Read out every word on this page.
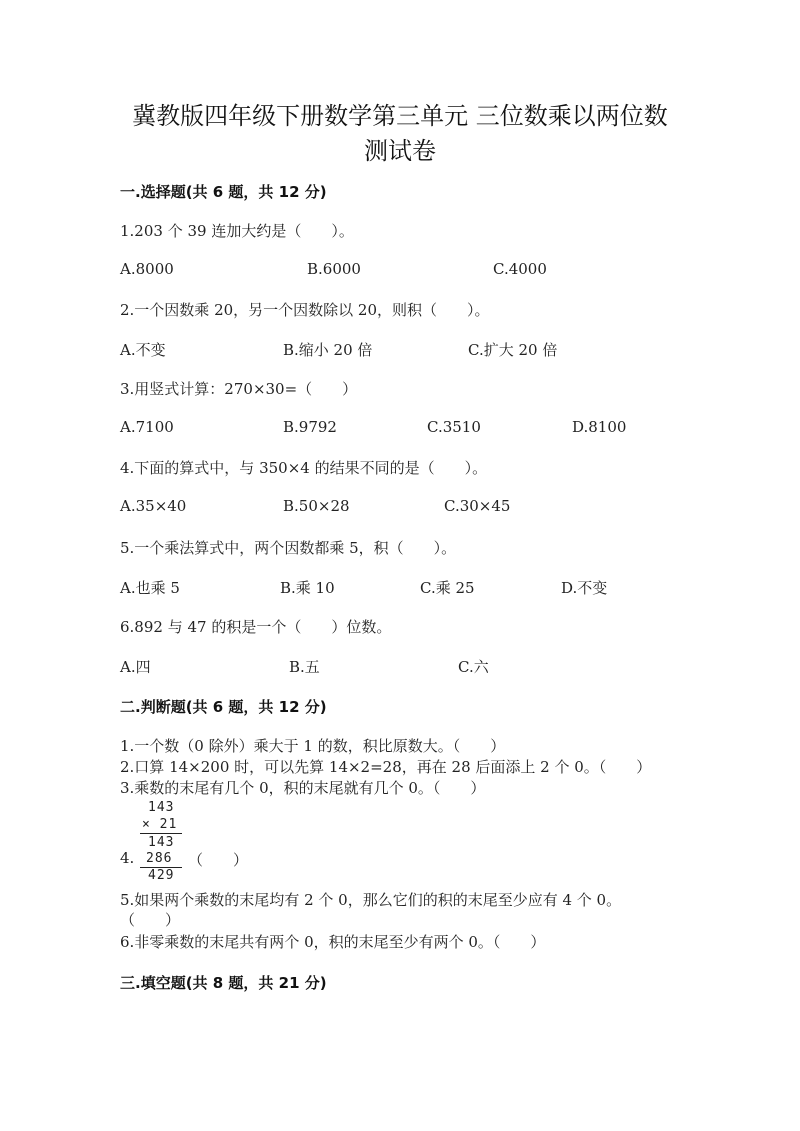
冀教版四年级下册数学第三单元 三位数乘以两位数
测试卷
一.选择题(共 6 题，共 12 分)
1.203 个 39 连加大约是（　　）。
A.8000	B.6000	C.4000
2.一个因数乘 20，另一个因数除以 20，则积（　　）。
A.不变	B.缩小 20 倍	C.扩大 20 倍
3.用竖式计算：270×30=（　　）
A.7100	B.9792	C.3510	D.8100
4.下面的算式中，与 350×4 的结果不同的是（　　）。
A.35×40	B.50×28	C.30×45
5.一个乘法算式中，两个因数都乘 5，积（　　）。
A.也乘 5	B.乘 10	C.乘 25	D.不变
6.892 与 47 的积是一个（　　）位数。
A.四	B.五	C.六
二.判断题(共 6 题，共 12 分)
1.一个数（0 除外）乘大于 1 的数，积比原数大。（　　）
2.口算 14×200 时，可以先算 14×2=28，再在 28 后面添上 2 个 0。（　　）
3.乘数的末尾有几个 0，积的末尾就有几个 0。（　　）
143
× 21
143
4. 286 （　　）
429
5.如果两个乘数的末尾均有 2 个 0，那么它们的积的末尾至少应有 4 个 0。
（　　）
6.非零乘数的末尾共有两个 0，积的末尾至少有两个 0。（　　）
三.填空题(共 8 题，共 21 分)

++++++++++

◆ Work to do
Each record above should be copied character for character, with pictures dropped.

◆ Finished task
Read out every word on this page.
冀教版四年级下册数学第三单元 三位数乘以两位数
测试卷
一.选择题(共 6 题，共 12 分)
1.203 个 39 连加大约是（　　）。
A.8000	B.6000	C.4000
2.一个因数乘 20，另一个因数除以 20，则积（　　）。
A.不变	B.缩小 20 倍	C.扩大 20 倍
3.用竖式计算：270×30=（　　）
A.7100	B.9792	C.3510	D.8100
4.下面的算式中，与 350×4 的结果不同的是（　　）。
A.35×40	B.50×28	C.30×45
5.一个乘法算式中，两个因数都乘 5，积（　　）。
A.也乘 5	B.乘 10	C.乘 25	D.不变
6.892 与 47 的积是一个（　　）位数。
A.四	B.五	C.六
二.判断题(共 6 题，共 12 分)
1.一个数（0 除外）乘大于 1 的数，积比原数大。（　　）
2.口算 14×200 时，可以先算 14×2=28，再在 28 后面添上 2 个 0。（　　）
3.乘数的末尾有几个 0，积的末尾就有几个 0。（　　）
143
× 21
143
4. 286 （　　）
429
5.如果两个乘数的末尾均有 2 个 0，那么它们的积的末尾至少应有 4 个 0。
（　　）
6.非零乘数的末尾共有两个 0，积的末尾至少有两个 0。（　　）
三.填空题(共 8 题，共 21 分)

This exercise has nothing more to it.